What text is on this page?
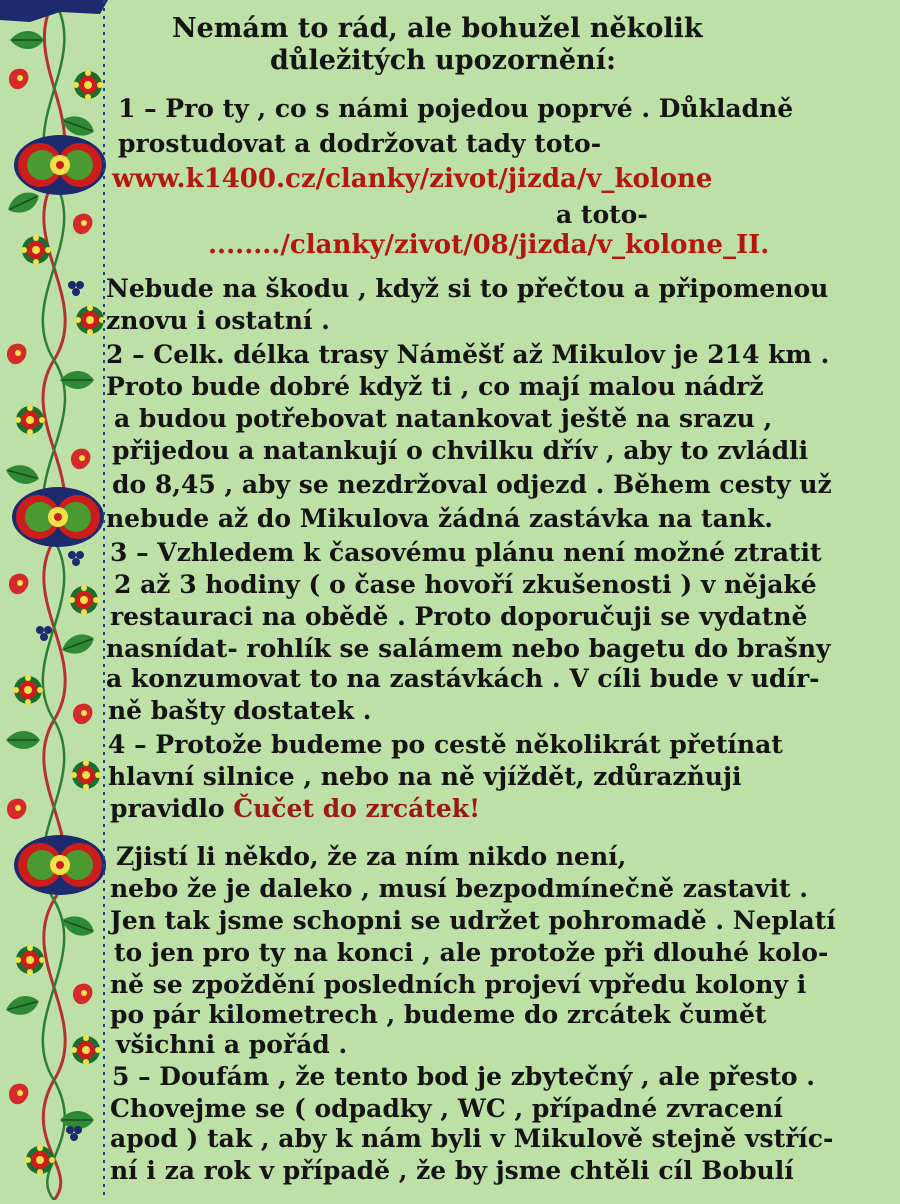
Nemám to rád, ale bohužel několik
důležitých upozornění:
1 – Pro ty , co s námi pojedou poprvé . Důkladně
prostudovat a dodržovat tady toto-
www.k1400.cz/clanky/zivot/jizda/v_kolone
a toto-
......../clanky/zivot/08/jizda/v_kolone_II.
Nebude na škodu , když si to přečtou a připomenou
znovu i ostatní .
2 – Celk. délka trasy Náměšť až Mikulov je 214 km .
Proto bude dobré když ti , co mají malou nádrž
a budou potřebovat natankovat ještě na srazu ,
přijedou a natankují o chvilku dřív , aby to zvládli
do 8,45 , aby se nezdržoval odjezd . Během cesty už
nebude až do Mikulova žádná zastávka na tank.
3 – Vzhledem k časovému plánu není možné ztratit
2 až 3 hodiny ( o čase hovoří zkušenosti ) v nějaké
restauraci na obědě . Proto doporučuji se vydatně
nasnídat- rohlík se salámem nebo bagetu do brašny
a konzumovat to na zastávkách . V cíli bude v udír-
ně bašty dostatek .
4 – Protože budeme po cestě několikrát přetínat
hlavní silnice , nebo na ně vjíždět, zdůrazňuji
pravidlo Čučet do zrcátek!
Zjistí li někdo, že za ním nikdo není,
nebo že je daleko , musí bezpodmínečně zastavit .
Jen tak jsme schopni se udržet pohromadě . Neplatí
to jen pro ty na konci , ale protože při dlouhé kolo-
ně se zpoždění posledních projeví vpředu kolony i
po pár kilometrech , budeme do zrcátek čumět
všichni a pořád .
5 – Doufám , že tento bod je zbytečný , ale přesto .
Chovejme se ( odpadky , WC , případné zvracení
apod ) tak , aby k nám byli v Mikulově stejně vstříc-
ní i za rok v případě , že by jsme chtěli cíl Bobulí
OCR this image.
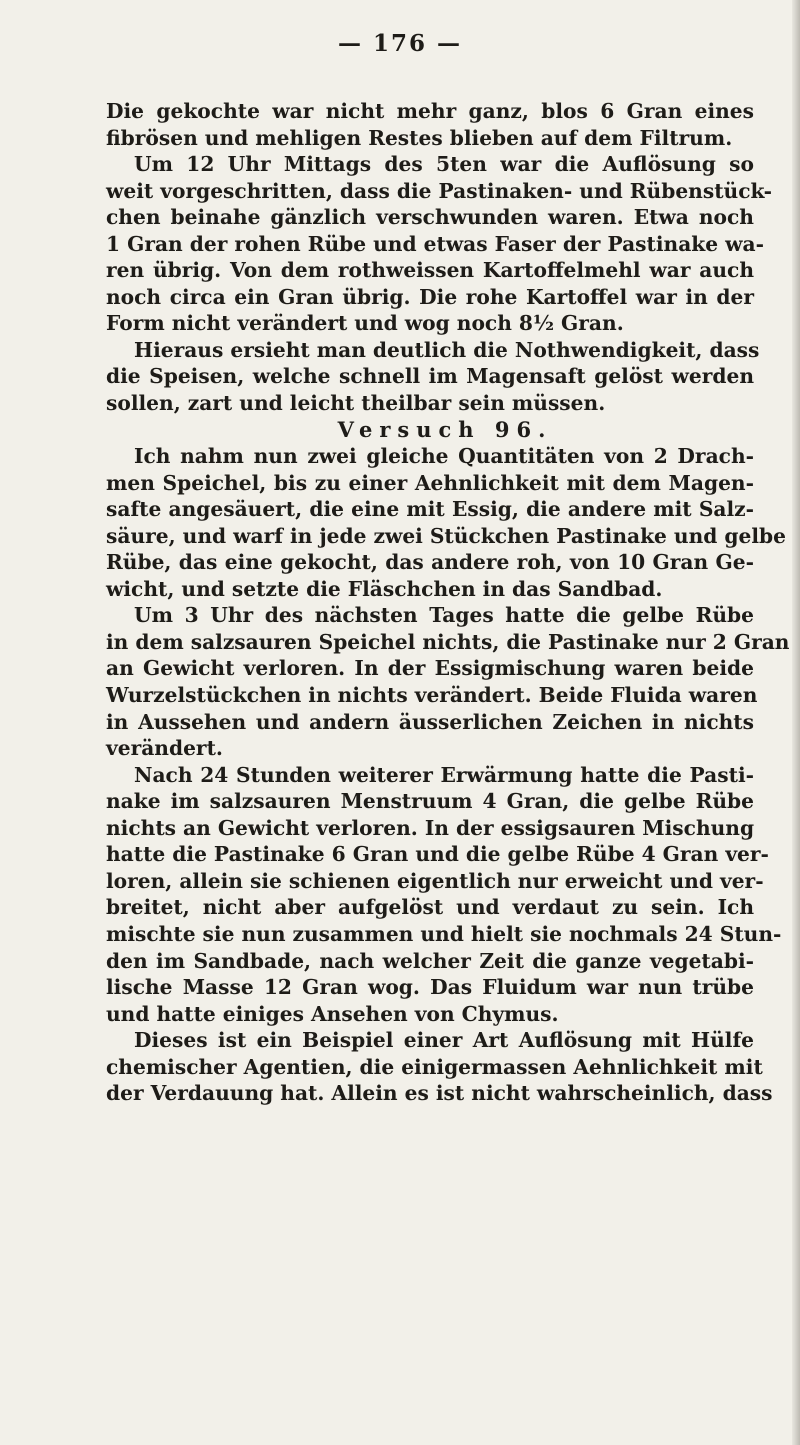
— 176 —
Die gekochte war nicht mehr ganz, blos 6 Gran eines
fibrösen und mehligen Restes blieben auf dem Filtrum.
Um 12 Uhr Mittags des 5ten war die Auflösung so
weit vorgeschritten, dass die Pastinaken- und Rübenstück-
chen beinahe gänzlich verschwunden waren. Etwa noch
1 Gran der rohen Rübe und etwas Faser der Pastinake wa-
ren übrig. Von dem rothweissen Kartoffelmehl war auch
noch circa ein Gran übrig. Die rohe Kartoffel war in der
Form nicht verändert und wog noch 8½ Gran.
Hieraus ersieht man deutlich die Nothwendigkeit, dass
die Speisen, welche schnell im Magensaft gelöst werden
sollen, zart und leicht theilbar sein müssen.
Versuch 96.
Ich nahm nun zwei gleiche Quantitäten von 2 Drach-
men Speichel, bis zu einer Aehnlichkeit mit dem Magen-
safte angesäuert, die eine mit Essig, die andere mit Salz-
säure, und warf in jede zwei Stückchen Pastinake und gelbe
Rübe, das eine gekocht, das andere roh, von 10 Gran Ge-
wicht, und setzte die Fläschchen in das Sandbad.
Um 3 Uhr des nächsten Tages hatte die gelbe Rübe
in dem salzsauren Speichel nichts, die Pastinake nur 2 Gran
an Gewicht verloren. In der Essigmischung waren beide
Wurzelstückchen in nichts verändert. Beide Fluida waren
in Aussehen und andern äusserlichen Zeichen in nichts
verändert.
Nach 24 Stunden weiterer Erwärmung hatte die Pasti-
nake im salzsauren Menstruum 4 Gran, die gelbe Rübe
nichts an Gewicht verloren. In der essigsauren Mischung
hatte die Pastinake 6 Gran und die gelbe Rübe 4 Gran ver-
loren, allein sie schienen eigentlich nur erweicht und ver-
breitet, nicht aber aufgelöst und verdaut zu sein. Ich
mischte sie nun zusammen und hielt sie nochmals 24 Stun-
den im Sandbade, nach welcher Zeit die ganze vegetabi-
lische Masse 12 Gran wog. Das Fluidum war nun trübe
und hatte einiges Ansehen von Chymus.
Dieses ist ein Beispiel einer Art Auflösung mit Hülfe
chemischer Agentien, die einigermassen Aehnlichkeit mit
der Verdauung hat. Allein es ist nicht wahrscheinlich, dass
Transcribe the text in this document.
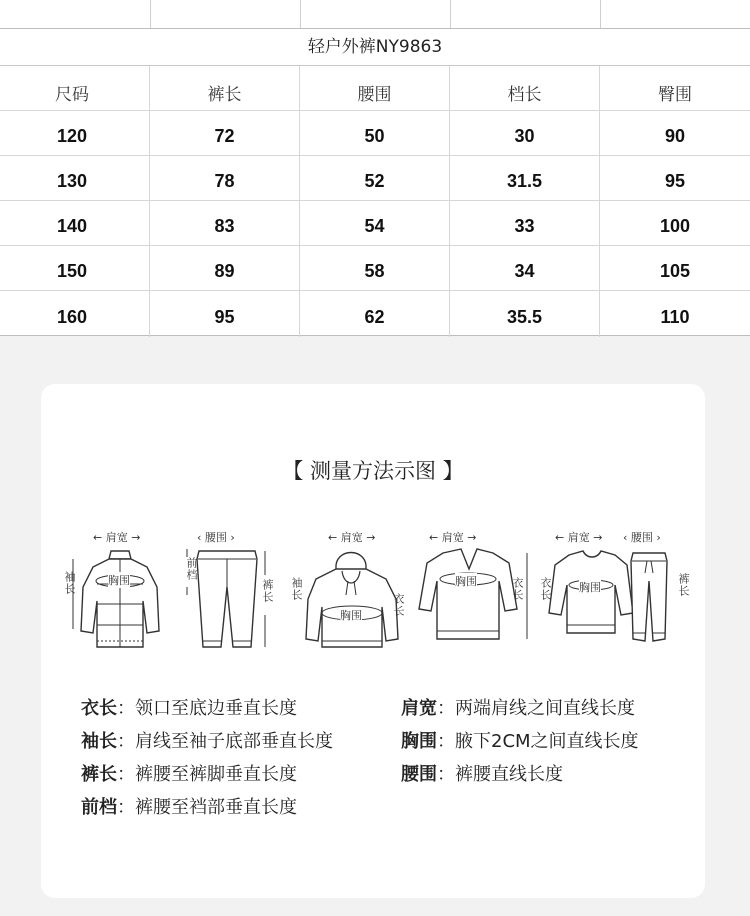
轻户外裤NY9863
尺码	裤长	腰围	档长	臀围
120	72	50	30	90
130	78	52	31.5	95
140	83	54	33	100
150	89	58	34	105
160	95	62	35.5	110
【 测量方法示图 】
← 肩宽 →
袖长	胸围
‹ 腰围 ›
前档
裤长
← 肩宽 →
袖长
衣长
胸围
← 肩宽 →
衣长
胸围
← 肩宽 → ‹ 腰围 ›
衣长	裤长
胸围
衣长：领口至底边垂直长度	肩宽：两端肩线之间直线长度
袖长：肩线至袖子底部垂直长度	胸围：腋下2CM之间直线长度
裤长：裤腰至裤脚垂直长度	腰围：裤腰直线长度
前档：裤腰至裆部垂直长度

= = = = =

◆ Exercise objective: Omit the pictures, and please restate word for word the lines running from the line with "Transcribe the text in this document." to the end of the entries.

◆ Worked solution:
Transcribe the text in this document.
轻户外裤NY9863
尺码	裤长	腰围	档长	臀围
120	72	50	30	90
130	78	52	31.5	95
140	83	54	33	100
150	89	58	34	105
160	95	62	35.5	110
【 测量方法示图 】
← 肩宽 →
袖长	胸围
‹ 腰围 ›
前档
裤长
← 肩宽 →
袖长
衣长
胸围
← 肩宽 →
衣长
胸围
← 肩宽 → ‹ 腰围 ›
衣长	裤长
胸围
衣长：领口至底边垂直长度	肩宽：两端肩线之间直线长度
袖长：肩线至袖子底部垂直长度	胸围：腋下2CM之间直线长度
裤长：裤腰至裤脚垂直长度	腰围：裤腰直线长度
前档：裤腰至裆部垂直长度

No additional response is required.